Each line in the entries below that holds the string "организации" is to be listed.

Stored records
^^^^^^^^^^^^^^^^

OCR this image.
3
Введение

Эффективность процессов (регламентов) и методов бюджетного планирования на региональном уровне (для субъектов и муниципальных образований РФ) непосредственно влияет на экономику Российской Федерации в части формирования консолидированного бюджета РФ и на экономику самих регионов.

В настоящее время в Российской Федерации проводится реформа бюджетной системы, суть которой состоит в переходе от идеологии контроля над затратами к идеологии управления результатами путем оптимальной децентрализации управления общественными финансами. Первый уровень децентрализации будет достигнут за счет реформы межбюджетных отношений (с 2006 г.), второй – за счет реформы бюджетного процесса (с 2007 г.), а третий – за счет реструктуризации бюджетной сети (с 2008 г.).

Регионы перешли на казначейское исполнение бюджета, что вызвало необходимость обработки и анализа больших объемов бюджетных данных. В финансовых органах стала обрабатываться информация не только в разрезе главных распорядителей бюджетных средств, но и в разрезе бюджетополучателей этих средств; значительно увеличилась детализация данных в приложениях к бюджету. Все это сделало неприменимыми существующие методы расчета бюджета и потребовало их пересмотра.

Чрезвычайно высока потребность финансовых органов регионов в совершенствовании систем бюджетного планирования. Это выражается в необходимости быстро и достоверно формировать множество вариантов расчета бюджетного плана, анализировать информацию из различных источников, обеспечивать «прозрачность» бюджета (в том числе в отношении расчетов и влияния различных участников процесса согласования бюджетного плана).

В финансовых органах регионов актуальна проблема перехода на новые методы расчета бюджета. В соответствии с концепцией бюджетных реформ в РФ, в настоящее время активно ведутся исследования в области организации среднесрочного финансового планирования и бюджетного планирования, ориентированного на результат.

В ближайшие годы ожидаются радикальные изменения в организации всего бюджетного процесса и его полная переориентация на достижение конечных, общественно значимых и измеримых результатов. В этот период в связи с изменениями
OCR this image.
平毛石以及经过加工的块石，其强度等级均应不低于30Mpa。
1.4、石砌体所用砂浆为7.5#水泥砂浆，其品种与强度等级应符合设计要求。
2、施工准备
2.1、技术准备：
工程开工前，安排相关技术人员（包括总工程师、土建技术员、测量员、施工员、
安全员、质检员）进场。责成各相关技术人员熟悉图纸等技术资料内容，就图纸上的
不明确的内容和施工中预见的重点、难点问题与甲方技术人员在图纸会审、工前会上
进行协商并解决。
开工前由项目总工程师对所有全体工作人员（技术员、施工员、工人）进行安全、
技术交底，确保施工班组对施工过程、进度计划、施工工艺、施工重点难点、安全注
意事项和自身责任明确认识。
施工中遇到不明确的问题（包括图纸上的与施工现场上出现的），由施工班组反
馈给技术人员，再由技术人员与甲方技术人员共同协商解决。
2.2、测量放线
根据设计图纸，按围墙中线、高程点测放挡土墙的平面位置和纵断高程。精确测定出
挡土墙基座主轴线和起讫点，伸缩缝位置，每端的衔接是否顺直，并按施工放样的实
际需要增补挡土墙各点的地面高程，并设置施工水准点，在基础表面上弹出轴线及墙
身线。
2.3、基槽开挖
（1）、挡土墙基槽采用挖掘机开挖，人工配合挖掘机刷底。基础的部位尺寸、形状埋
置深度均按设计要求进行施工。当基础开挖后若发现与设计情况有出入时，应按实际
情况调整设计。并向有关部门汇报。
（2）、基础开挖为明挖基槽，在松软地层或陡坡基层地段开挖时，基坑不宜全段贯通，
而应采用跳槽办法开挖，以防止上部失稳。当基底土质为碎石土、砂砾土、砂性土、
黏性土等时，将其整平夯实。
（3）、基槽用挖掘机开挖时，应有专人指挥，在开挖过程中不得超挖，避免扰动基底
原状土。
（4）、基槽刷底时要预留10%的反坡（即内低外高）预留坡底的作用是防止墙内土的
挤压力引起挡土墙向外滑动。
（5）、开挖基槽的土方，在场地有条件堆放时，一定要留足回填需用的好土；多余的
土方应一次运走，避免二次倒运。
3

^^^^^^^^^^^^^^^^

RESULT FOR THIS EXERCISE
В финансовых органах регионов актуальна проблема перехода на новые методы расчета бюджета. В соответствии с концепцией бюджетных реформ в РФ, в настоящее время активно ведутся исследования в области организации среднесрочного финансового планирования и бюджетного планирования, ориентированного на результат.
В ближайшие годы ожидаются радикальные изменения в организации всего бюджетного процесса и его полная переориентация на достижение конечных, общественно значимых и измеримых результатов. В этот период в связи с изменениями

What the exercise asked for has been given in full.